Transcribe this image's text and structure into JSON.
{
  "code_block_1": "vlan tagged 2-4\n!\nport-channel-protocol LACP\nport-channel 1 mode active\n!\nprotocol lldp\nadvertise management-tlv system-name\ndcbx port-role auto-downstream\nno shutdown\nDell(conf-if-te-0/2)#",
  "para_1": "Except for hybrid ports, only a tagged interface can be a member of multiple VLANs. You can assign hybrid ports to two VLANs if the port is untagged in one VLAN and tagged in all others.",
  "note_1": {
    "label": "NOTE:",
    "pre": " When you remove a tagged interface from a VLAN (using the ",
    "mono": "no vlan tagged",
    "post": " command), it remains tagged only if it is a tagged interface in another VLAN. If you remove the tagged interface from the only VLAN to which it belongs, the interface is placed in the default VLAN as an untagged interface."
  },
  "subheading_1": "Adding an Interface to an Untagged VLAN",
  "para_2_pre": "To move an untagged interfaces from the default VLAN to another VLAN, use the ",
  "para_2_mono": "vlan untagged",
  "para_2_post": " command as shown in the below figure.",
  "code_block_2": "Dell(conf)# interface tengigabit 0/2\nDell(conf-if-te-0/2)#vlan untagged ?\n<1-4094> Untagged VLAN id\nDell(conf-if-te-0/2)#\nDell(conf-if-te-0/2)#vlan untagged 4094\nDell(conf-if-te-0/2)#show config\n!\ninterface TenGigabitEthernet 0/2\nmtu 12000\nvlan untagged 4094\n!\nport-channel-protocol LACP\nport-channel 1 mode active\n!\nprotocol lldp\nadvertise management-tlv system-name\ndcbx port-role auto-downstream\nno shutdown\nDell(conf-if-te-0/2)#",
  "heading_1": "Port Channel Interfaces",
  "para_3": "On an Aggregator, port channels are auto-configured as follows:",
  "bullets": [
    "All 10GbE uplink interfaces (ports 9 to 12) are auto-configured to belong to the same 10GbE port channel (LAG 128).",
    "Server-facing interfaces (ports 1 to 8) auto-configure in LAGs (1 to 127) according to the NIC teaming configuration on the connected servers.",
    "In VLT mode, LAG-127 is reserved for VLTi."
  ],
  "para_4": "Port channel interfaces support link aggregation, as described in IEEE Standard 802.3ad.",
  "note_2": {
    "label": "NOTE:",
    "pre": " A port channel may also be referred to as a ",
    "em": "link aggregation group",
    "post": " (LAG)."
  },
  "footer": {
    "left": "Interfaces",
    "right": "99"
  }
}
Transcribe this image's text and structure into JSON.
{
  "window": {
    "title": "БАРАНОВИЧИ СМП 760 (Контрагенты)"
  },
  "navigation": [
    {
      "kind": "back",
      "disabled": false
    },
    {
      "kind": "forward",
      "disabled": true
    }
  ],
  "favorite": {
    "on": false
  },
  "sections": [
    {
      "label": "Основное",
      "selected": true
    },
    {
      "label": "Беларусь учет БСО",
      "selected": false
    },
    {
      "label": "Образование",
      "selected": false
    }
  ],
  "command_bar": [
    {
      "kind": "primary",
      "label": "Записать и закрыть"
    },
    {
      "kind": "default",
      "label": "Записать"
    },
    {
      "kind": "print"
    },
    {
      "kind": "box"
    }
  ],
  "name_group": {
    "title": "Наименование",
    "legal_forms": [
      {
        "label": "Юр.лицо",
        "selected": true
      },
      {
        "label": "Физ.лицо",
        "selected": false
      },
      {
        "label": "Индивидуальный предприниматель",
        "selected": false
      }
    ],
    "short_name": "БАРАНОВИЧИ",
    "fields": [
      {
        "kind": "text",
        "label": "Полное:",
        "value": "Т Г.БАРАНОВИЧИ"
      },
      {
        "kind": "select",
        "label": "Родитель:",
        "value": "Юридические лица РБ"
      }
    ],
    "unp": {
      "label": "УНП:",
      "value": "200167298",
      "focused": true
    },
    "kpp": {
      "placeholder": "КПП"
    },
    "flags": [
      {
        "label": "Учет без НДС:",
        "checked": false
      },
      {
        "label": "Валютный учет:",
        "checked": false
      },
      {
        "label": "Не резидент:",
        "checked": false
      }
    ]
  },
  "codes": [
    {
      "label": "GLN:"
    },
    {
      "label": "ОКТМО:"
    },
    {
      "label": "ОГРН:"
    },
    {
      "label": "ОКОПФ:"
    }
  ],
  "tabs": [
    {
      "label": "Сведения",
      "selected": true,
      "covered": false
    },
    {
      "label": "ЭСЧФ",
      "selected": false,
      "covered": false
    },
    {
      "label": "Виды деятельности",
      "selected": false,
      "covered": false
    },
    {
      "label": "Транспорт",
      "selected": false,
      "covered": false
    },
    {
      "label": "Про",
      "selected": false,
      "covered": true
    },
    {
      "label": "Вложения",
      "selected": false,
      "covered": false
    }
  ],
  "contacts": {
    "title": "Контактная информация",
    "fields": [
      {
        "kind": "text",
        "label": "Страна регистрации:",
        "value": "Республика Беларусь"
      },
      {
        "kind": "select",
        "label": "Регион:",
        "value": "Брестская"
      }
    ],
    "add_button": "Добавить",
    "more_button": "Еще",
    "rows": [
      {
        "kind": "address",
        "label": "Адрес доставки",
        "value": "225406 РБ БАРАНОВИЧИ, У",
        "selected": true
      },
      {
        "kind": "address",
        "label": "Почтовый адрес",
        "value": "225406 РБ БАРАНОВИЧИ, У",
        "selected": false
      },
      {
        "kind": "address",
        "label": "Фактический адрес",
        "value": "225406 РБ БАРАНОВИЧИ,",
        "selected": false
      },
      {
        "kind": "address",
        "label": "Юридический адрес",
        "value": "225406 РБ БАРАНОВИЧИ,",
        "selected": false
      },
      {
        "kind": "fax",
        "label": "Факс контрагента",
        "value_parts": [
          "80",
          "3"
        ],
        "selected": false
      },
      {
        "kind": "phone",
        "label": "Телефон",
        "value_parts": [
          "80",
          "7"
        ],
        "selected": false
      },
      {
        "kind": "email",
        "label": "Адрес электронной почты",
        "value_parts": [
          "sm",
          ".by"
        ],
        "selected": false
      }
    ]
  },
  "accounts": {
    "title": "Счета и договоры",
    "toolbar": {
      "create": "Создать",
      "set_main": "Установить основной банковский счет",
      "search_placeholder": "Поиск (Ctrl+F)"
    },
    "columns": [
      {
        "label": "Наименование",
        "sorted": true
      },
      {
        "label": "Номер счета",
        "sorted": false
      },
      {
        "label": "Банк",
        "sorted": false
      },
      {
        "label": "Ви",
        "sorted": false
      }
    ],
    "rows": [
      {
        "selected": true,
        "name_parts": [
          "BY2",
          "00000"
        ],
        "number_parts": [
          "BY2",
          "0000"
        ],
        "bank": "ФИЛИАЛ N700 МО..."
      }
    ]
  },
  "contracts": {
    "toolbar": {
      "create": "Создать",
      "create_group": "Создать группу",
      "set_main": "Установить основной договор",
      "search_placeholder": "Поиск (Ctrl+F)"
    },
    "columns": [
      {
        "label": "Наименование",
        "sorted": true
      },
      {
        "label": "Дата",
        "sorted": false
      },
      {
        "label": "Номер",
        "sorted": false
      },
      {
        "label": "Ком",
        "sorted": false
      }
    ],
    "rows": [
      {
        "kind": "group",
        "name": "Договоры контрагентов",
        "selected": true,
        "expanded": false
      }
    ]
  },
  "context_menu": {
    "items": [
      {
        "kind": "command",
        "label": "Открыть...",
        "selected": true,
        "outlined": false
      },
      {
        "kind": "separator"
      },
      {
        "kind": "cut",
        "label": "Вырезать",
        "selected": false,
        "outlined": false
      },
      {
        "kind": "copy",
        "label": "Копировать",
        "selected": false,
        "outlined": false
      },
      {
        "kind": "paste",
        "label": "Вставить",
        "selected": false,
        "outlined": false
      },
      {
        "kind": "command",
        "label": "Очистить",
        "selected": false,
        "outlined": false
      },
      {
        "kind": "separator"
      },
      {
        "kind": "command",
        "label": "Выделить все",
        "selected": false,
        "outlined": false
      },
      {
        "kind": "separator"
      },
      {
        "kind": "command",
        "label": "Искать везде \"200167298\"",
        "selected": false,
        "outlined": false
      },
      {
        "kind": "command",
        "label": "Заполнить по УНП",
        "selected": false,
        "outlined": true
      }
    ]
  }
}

_WRITTEN INSTRUCTION:_ Find the lines with the string "Установить" and reproduce them.

_OUTPUT BELOW:_
      "set_main": "Установить основной банковский счет",
      "set_main": "Установить основной договор",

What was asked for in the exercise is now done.